Wednesday 15 July 2015

Wimbledonitis strikes Indian cricket


Indian cricket's worst-kept secret is out, and remember you read it here first.

Some of the biggest names in Indian cricket have recently been diagnosed with what medics are calling Wimbledonitis -- an irrepressible urge to be at the Wimbledon, especially for the men's competition.

"Wimbledon has become his personal Vaishno Devi," said a family member of one of those cricketers, requesting anonymity.

"It's to him is what Cannes is to Sonam Kapoor. Come July and he wakes up, as if in a trance, takes a shower, puts on his best suit, dangles a tie from his neck and leaves for airport without uttering a word where he is going," she said.

"After a day or two, just when we're on the verge of contacting police, he resurfaces at Wimbledon's Centre Court. We used to panic a lot, but now getting used to it."

BCCI has appointed a leading psychiatrist to look into the case but the mystery rages on.

"I don't want to sound an alarmist but the ailment is spreading like a rumour of salacious nature in a gossip-starved neighbourhood," said Dr Mannjeet Mann, shaking head in disappointment.

"I'm yet to go to the bottom of this but it looks like a Curse of the White and most vulnerable are the recently retired ones.

"Wimbledon's predominantly white dress casts a natural spell on the psyche of the test players. That explains the strong pull they succumb to.

++++++++

Exercise 1: Decide whether each statement agrees with the Wimbledonitis article, answering yes or no and quoting the words of the article that settle it. (a) The family member who described the cricketer's behavior asked not to be named. (b) The psychiatrist appointed by BCCI has solved the mystery. (c) Dr Mannjeet Mann considers players who have recently retired the most vulnerable.
Exercise 2: Write the next part of the Wimbledonitis article, picking up after its final sentence.

Document understanding data:
++++++++

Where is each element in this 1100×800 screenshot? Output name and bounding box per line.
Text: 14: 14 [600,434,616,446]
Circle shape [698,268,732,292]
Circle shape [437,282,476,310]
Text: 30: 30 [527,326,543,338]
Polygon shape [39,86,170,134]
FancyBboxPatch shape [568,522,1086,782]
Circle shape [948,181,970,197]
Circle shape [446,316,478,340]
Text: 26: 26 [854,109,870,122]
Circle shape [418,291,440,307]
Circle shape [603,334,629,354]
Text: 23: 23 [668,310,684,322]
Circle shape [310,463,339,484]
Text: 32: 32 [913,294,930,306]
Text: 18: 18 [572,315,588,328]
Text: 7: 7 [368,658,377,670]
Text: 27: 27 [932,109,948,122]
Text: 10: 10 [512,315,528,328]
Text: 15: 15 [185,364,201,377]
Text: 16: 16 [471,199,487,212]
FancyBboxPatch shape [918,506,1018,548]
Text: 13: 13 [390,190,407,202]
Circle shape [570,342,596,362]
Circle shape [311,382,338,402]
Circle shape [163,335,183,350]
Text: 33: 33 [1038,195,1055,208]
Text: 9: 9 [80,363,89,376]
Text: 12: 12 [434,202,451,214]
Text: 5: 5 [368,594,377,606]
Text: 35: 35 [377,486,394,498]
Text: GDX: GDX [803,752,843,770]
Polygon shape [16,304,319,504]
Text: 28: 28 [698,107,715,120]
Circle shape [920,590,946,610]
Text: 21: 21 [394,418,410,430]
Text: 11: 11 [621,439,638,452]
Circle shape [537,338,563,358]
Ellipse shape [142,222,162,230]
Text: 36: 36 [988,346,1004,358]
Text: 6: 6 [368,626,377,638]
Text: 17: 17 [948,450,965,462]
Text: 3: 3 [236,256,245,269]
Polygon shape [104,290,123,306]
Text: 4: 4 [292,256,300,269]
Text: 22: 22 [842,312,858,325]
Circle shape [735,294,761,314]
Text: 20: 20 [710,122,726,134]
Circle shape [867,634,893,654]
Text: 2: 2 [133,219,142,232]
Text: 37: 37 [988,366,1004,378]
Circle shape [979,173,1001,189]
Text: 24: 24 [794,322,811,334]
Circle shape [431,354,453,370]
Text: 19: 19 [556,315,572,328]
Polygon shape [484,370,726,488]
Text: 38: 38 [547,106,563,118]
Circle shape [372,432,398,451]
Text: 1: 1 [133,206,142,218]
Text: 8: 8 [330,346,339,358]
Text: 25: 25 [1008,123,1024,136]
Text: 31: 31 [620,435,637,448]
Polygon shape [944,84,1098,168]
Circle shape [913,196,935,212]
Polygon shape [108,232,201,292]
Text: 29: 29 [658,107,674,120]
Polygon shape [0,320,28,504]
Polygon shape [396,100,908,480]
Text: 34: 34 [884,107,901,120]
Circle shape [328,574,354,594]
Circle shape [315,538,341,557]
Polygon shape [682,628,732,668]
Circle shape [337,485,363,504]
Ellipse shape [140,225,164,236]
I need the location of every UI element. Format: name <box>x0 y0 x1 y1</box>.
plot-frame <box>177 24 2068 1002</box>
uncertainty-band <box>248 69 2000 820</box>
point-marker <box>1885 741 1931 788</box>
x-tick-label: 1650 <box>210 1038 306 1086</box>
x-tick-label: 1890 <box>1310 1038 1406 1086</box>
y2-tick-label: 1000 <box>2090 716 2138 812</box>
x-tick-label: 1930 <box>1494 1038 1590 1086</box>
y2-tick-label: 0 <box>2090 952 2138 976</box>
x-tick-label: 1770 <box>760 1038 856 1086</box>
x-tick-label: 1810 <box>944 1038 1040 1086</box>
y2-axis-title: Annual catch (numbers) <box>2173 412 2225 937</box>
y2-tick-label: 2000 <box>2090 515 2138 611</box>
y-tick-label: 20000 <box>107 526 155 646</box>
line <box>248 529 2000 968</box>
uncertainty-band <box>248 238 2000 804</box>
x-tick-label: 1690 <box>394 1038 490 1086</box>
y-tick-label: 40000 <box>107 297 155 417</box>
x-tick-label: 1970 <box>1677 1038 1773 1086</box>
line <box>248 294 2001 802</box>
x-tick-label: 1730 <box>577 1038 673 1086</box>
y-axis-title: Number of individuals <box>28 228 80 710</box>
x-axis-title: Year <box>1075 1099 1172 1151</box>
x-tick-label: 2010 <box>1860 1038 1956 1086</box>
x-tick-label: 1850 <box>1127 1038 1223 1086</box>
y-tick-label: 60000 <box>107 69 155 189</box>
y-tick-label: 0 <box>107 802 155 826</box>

++++++++

Exercise output 1:
(a) Yes: "requesting anonymity."
(b) No: "but the mystery rages on."
(c) Yes: "most vulnerable are the recently retired ones."

Exercise output 2:
"It's an attraction as strong as the one Odysseus felt passing through the colony of the Sirens who lured sailors with their enchanting music."

Economists have also waded into the topic.

"It's very simple. Considering the food inflation here, it's actually cheaper to fly to London and eat strawberry-and-cream there than buy those here," said one of them.

According to a conspiracy theorist, Wimbledon was merely a ruse.

"The cricketers used it to fly to England and eat Maggi there. Remember, UK's Food Standards Agency has announced it safe," he said.

Dr Mann insisted it would be silly to underestimate the epidemic.

"This year we have had three of them -- Sachin Tendulkar, Sourav Ganguly and Virat Kohli at the Royal Box.

"And we have definitive proof now, of how it affects your intellectual faculties. A day after this, Tendulkar found himself lost in an Oxfordshire village and sent frantic SOS to get him out of there.

"It all probably started long back. Remember, tennis elbow didn't exist in India before he developed one."